►
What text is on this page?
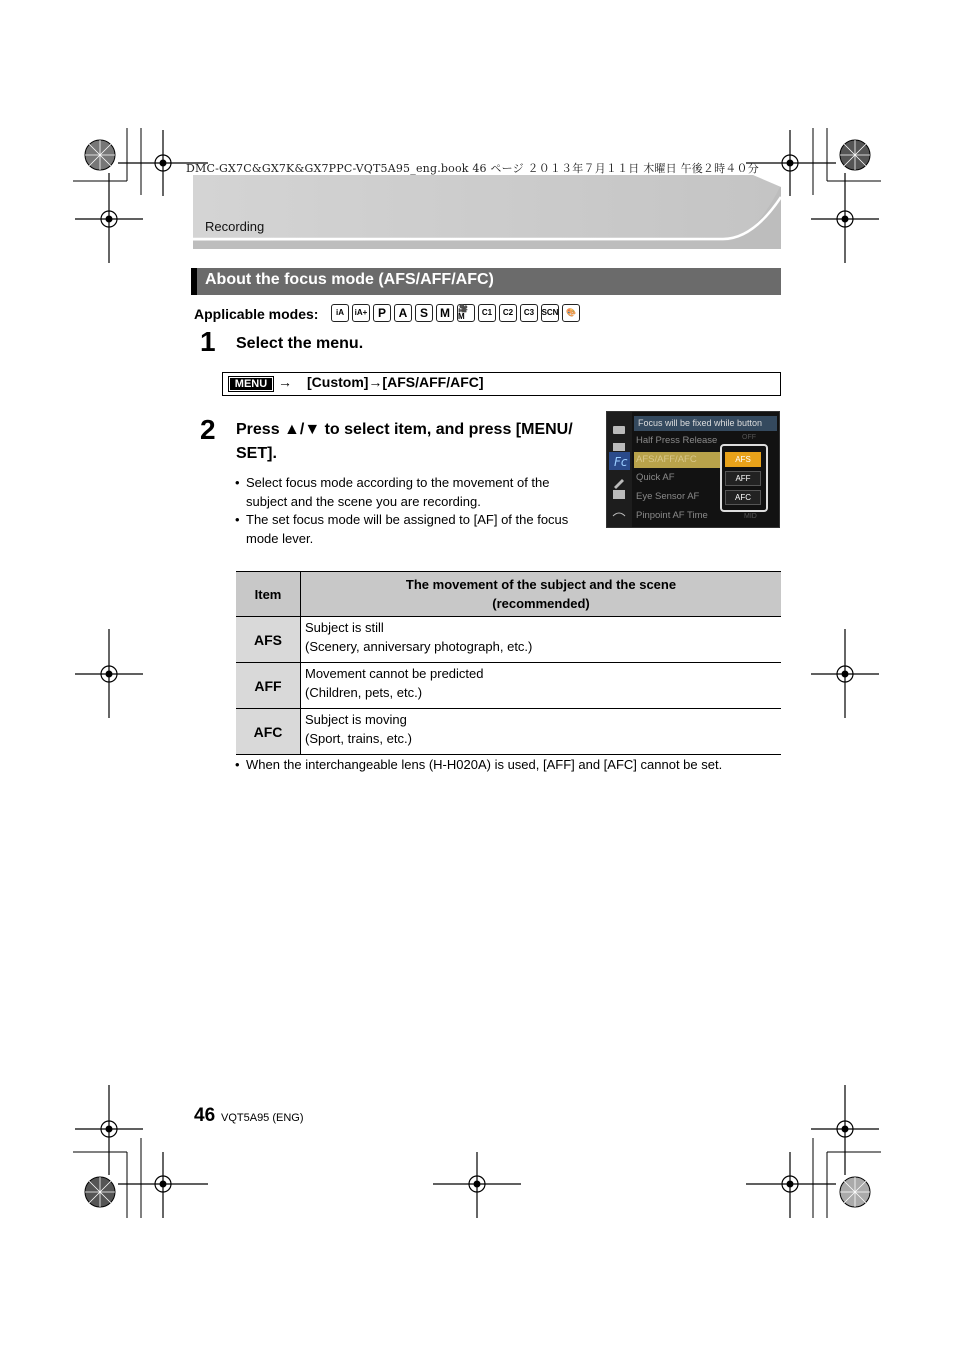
DMC-GX7C&GX7K&GX7PPC-VQT5A95_eng.book 46 ページ ２０１３年７月１１日 木曜日 午後２時４０分
Recording
About the focus mode (AFS/AFF/AFC)
Applicable modes:	iA	iA+ P	A	S	M	🎥M	C1	C2	C3 SCN 🎨
1 Select the menu.
MENU → [Custom]→[AFS/AFF/AFC]
2 Press ▲/▼ to select item, and press [MENU/
SET].
• Select focus mode according to the movement of the
subject and the scene you are recording.
• The set focus mode will be assigned to [AF] of the focus
mode lever.
Fc
Focus will be fixed while button
Half Press Release
AFS/AFF/AFC
Quick AF
Eye Sensor AF
Pinpoint AF Time
OFF
MID
AFS
AFF
AFC
Item	The movement of the subject and the scene
(recommended)

AFS	Subject is still
(Scenery, anniversary photograph, etc.)

AFF	Movement cannot be predicted
(Children, pets, etc.)

AFC	Subject is moving
(Sport, trains, etc.)
• When the interchangeable lens (H-H020A) is used, [AFF] and [AFC] cannot be set.
46 VQT5A95 (ENG)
◄
- **Exercise objective**
An exact transcription of all the entries is required, without the pictures.

- **The response**
What text is on this page?
DMC-GX7C&GX7K&GX7PPC-VQT5A95_eng.book 46 ページ ２０１３年７月１１日 木曜日 午後２時４０分
Recording
About the focus mode (AFS/AFF/AFC)
Applicable modes:	iA	iA+ P	A	S	M	🎥M	C1	C2	C3 SCN 🎨
1 Select the menu.
MENU → [Custom]→[AFS/AFF/AFC]
2 Press ▲/▼ to select item, and press [MENU/
SET].
• Select focus mode according to the movement of the
subject and the scene you are recording.
• The set focus mode will be assigned to [AF] of the focus
mode lever.
Fc
Focus will be fixed while button
Half Press Release
AFS/AFF/AFC
Quick AF
Eye Sensor AF
Pinpoint AF Time
OFF
MID
AFS
AFF
AFC
Item	The movement of the subject and the scene
(recommended)

AFS	Subject is still
(Scenery, anniversary photograph, etc.)

AFF	Movement cannot be predicted
(Children, pets, etc.)

AFC	Subject is moving
(Sport, trains, etc.)
• When the interchangeable lens (H-H020A) is used, [AFF] and [AFC] cannot be set.
46 VQT5A95 (ENG)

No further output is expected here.